§ Task description
List all lines of the data containing the word "information".

-- Records supplied start --

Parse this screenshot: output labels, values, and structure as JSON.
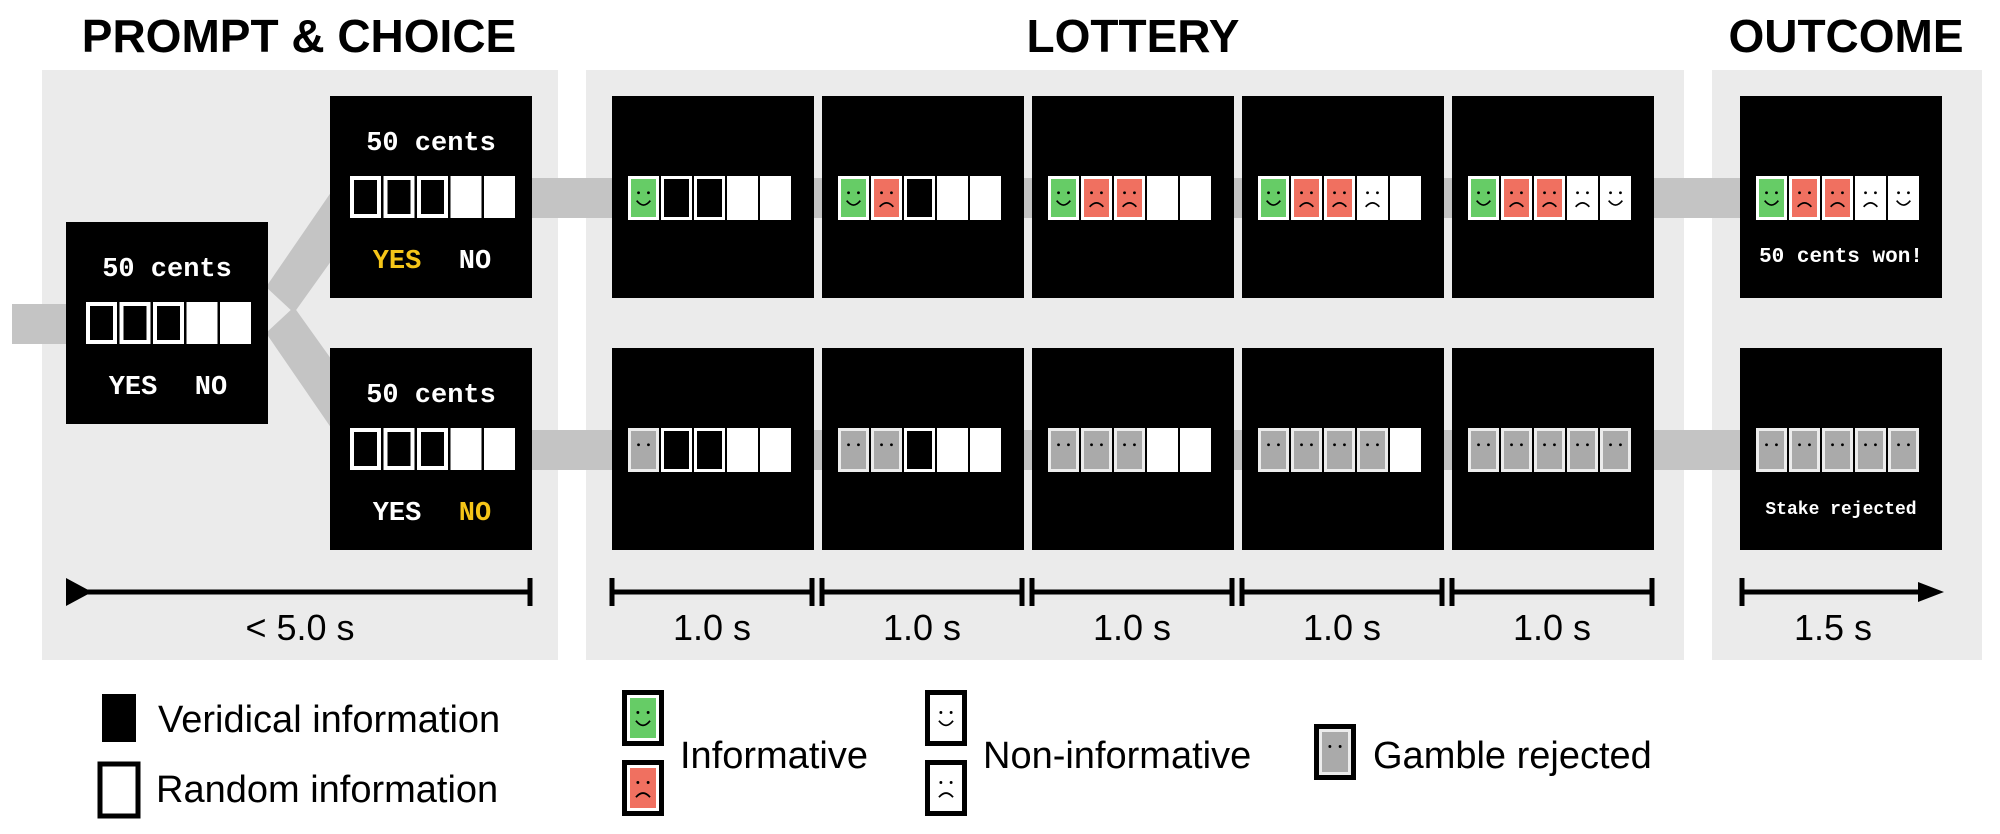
{
  "sections": {
    "prompt": "PROMPT & CHOICE",
    "lottery": "LOTTERY",
    "outcome": "OUTCOME"
  },
  "screens": {
    "stake": "50 cents",
    "yes": "YES",
    "no": "NO",
    "won": "50 cents won!",
    "rejected": "Stake rejected"
  },
  "timeline": {
    "prompt": "< 5.0 s",
    "lottery": [
      "1.0 s",
      "1.0 s",
      "1.0 s",
      "1.0 s",
      "1.0 s"
    ],
    "outcome": "1.5 s"
  },
  "legend": {
    "veridical": "Veridical information",
    "random": "Random information",
    "informative": "Informative",
    "non_informative": "Non-informative",
    "rejected": "Gamble rejected"
  },
  "colors": {
    "panel": "#ebebeb",
    "pipe": "#c4c4c4",
    "screen": "#000000",
    "highlight": "#f5c518",
    "happy": "#66cc66",
    "sad": "#f07060",
    "neutral": "#ffffff",
    "rejected": "#aaaaaa"
  },
  "sequences": {
    "accepted": [
      [
        "happy",
        "veridical",
        "veridical",
        "random",
        "random"
      ],
      [
        "happy",
        "sad",
        "veridical",
        "random",
        "random"
      ],
      [
        "happy",
        "sad",
        "sad",
        "random",
        "random"
      ],
      [
        "happy",
        "sad",
        "sad",
        "frown",
        "random"
      ],
      [
        "happy",
        "sad",
        "sad",
        "frown",
        "smile"
      ]
    ],
    "accepted_outcome": [
      "happy",
      "sad",
      "sad",
      "frown",
      "smile"
    ],
    "rejected": [
      [
        "rejected",
        "veridical",
        "veridical",
        "random",
        "random"
      ],
      [
        "rejected",
        "rejected",
        "veridical",
        "random",
        "random"
      ],
      [
        "rejected",
        "rejected",
        "rejected",
        "random",
        "random"
      ],
      [
        "rejected",
        "rejected",
        "rejected",
        "rejected",
        "random"
      ],
      [
        "rejected",
        "rejected",
        "rejected",
        "rejected",
        "rejected"
      ]
    ],
    "rejected_outcome": [
      "rejected",
      "rejected",
      "rejected",
      "rejected",
      "rejected"
    ]
  }
}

-- Records supplied end --

§ Solution for this problem
    "veridical": "Veridical information",
    "random": "Random information",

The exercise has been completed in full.